-- Records for the task follows --

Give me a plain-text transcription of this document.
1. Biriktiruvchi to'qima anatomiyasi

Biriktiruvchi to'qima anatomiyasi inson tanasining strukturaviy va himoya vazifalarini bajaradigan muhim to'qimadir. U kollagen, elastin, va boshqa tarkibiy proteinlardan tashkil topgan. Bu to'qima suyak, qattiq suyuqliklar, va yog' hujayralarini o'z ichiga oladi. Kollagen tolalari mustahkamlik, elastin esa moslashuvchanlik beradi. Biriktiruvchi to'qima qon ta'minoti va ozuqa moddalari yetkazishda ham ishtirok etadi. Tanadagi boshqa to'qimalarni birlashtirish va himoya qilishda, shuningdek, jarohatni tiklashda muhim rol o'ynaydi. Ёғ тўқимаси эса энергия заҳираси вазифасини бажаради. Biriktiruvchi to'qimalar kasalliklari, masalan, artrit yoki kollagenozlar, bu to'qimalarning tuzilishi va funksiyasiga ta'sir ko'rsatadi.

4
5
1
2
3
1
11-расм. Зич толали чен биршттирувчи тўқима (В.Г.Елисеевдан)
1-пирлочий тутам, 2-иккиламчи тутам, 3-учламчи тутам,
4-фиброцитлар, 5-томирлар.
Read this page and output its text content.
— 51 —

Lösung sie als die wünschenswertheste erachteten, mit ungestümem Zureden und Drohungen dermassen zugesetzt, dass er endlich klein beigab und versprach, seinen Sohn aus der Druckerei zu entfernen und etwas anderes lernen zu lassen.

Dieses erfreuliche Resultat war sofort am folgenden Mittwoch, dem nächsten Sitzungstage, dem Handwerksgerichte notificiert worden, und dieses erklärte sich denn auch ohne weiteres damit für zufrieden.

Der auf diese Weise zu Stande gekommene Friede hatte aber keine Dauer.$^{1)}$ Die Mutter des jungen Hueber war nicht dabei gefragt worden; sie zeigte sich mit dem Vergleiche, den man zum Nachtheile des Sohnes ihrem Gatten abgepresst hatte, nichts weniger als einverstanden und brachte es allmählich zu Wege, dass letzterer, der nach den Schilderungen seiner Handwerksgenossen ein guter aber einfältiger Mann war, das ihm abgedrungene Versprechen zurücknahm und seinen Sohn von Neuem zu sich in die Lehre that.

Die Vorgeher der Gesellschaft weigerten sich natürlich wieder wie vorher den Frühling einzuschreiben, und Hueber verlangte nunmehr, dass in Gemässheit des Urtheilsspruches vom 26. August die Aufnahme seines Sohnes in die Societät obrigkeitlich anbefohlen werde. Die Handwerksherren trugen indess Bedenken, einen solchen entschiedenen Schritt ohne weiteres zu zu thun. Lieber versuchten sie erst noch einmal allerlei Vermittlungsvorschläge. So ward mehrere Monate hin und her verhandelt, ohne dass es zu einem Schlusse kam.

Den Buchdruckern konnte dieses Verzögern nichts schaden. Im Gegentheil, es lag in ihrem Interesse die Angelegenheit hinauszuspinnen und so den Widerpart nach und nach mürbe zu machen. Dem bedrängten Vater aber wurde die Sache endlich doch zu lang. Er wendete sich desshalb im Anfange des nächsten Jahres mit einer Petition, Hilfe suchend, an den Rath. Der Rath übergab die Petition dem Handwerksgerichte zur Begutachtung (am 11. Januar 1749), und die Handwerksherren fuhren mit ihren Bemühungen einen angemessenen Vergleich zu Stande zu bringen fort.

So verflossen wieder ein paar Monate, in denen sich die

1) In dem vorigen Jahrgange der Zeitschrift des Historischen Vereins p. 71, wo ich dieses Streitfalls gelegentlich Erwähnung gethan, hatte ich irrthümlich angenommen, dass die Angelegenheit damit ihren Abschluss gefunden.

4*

-- Records for the task concluded --

- [Task details] Search the material above for "this". Pull out each line where it shows up.

- [Written response]
Give me a plain-text transcription of this document.
Read this page and output its text content.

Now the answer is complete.